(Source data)
^^^^^^^^^^^^^^^^

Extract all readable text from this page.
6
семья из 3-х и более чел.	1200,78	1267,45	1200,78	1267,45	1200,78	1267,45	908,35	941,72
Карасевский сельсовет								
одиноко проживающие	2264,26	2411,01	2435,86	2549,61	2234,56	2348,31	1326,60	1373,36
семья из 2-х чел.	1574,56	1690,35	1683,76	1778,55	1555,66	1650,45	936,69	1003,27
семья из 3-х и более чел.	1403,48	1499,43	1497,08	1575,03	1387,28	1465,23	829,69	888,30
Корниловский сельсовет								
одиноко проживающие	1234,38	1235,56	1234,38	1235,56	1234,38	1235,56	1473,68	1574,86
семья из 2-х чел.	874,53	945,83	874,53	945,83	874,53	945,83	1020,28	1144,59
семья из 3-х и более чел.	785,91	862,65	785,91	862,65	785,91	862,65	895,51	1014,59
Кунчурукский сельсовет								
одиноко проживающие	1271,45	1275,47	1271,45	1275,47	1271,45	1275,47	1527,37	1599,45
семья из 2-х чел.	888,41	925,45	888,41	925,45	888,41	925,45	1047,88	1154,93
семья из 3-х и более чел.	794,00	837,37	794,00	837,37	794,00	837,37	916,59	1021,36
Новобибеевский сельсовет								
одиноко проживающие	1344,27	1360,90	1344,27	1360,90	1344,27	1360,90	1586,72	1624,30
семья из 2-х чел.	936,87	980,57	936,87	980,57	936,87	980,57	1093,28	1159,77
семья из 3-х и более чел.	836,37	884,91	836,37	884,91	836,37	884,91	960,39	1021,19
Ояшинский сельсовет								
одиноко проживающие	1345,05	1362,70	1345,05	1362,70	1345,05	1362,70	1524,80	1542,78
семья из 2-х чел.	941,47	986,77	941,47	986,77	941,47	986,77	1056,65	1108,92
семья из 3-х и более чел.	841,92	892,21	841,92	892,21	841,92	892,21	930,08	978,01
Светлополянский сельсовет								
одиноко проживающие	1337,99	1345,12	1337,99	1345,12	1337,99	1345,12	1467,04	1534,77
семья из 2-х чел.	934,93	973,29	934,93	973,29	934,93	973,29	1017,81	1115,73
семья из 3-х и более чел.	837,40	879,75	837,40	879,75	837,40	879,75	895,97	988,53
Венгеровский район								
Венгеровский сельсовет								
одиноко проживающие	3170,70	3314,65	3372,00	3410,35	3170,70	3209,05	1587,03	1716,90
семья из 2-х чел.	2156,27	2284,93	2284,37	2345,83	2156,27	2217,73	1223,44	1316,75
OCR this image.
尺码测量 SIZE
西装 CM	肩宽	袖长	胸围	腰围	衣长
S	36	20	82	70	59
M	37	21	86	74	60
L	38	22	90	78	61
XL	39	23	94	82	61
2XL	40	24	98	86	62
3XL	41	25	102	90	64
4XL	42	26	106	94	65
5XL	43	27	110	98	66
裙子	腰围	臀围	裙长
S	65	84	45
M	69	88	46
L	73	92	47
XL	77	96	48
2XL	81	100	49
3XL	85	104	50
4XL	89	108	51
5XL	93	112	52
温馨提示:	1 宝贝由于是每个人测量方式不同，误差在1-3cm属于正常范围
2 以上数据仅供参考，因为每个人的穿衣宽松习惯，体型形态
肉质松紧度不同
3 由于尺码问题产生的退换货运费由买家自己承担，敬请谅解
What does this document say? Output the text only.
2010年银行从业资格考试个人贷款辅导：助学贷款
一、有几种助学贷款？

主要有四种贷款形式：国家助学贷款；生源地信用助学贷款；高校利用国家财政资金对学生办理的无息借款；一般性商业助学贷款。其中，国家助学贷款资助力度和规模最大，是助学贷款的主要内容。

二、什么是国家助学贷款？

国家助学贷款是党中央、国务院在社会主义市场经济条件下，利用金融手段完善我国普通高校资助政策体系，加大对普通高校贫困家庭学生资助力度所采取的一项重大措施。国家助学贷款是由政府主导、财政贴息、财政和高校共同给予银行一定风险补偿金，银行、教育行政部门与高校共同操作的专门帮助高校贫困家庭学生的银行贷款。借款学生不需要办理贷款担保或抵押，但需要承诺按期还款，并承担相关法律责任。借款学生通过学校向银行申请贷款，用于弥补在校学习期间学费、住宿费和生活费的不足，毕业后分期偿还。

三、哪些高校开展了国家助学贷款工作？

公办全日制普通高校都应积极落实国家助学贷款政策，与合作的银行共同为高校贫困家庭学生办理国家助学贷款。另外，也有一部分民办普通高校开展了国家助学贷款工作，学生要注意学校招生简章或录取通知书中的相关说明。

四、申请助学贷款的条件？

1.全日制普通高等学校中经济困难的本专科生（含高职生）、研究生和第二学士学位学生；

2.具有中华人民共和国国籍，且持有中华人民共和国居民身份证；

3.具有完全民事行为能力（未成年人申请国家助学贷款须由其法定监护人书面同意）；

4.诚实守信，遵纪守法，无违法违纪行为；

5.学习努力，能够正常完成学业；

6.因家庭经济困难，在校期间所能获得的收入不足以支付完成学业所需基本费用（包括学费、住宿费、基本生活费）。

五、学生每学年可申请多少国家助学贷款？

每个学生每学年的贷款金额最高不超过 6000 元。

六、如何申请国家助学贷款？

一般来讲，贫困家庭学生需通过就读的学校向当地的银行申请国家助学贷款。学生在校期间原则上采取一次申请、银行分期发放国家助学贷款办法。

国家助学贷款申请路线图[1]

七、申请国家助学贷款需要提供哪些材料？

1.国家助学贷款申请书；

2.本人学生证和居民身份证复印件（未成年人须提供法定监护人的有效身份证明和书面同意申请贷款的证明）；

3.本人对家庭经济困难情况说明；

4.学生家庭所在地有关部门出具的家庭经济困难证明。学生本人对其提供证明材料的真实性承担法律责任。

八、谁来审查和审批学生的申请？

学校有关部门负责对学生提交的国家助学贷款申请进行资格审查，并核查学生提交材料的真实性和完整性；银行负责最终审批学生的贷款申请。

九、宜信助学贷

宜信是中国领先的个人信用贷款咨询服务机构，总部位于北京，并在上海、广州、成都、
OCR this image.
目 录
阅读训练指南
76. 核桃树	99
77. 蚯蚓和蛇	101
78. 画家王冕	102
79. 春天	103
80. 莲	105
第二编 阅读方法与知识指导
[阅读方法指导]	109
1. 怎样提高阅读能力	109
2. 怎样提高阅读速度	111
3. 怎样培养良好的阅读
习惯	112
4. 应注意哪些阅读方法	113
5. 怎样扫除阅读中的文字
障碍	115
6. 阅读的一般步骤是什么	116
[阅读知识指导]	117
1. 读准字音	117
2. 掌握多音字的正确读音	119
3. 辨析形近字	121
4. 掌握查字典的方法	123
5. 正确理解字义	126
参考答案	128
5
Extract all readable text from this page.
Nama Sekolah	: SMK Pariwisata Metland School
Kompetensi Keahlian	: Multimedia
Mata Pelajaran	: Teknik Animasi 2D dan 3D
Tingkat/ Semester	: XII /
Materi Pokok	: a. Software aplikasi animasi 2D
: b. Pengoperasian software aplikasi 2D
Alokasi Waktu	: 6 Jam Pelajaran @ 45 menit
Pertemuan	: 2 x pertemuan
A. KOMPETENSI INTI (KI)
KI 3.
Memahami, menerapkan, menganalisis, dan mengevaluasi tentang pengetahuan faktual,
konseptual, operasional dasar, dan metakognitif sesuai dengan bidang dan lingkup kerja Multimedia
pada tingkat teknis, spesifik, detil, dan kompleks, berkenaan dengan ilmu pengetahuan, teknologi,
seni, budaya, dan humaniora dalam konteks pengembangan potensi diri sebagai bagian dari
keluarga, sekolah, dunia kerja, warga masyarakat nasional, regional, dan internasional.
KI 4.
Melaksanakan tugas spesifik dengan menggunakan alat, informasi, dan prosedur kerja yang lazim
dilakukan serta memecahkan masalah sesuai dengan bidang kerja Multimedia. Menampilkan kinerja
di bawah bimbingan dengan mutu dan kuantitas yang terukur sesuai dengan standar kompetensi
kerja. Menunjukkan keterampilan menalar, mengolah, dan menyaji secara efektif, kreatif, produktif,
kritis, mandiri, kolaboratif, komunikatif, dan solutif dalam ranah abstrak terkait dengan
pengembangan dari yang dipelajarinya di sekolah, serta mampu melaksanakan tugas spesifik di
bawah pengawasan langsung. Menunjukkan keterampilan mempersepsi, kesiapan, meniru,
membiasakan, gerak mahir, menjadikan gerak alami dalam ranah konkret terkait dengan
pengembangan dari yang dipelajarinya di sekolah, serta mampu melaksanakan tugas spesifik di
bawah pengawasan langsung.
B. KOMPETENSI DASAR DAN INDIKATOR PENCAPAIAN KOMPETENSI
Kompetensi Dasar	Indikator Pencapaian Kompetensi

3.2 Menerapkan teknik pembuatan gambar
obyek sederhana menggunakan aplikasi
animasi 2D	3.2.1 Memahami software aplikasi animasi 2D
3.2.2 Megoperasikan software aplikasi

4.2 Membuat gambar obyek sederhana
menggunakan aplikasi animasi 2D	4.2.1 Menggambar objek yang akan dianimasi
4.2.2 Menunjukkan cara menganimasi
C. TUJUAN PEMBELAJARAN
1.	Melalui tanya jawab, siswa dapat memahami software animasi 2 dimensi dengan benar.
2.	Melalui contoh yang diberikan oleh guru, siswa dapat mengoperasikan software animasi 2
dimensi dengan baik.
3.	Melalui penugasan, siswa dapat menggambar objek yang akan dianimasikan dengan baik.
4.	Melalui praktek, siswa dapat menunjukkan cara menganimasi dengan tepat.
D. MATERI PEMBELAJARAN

^^^^^^^^^^^^^^^^

» **Exercise requirements**
Note every line above where the string "dalam" shows up, and copy those lines.

» **Correct output**
seni, budaya, dan humaniora dalam konteks pengembangan potensi diri sebagai bagian dari
kritis, mandiri, kolaboratif, komunikatif, dan solutif dalam ranah abstrak terkait dengan
membiasakan, gerak mahir, menjadikan gerak alami dalam ranah konkret terkait dengan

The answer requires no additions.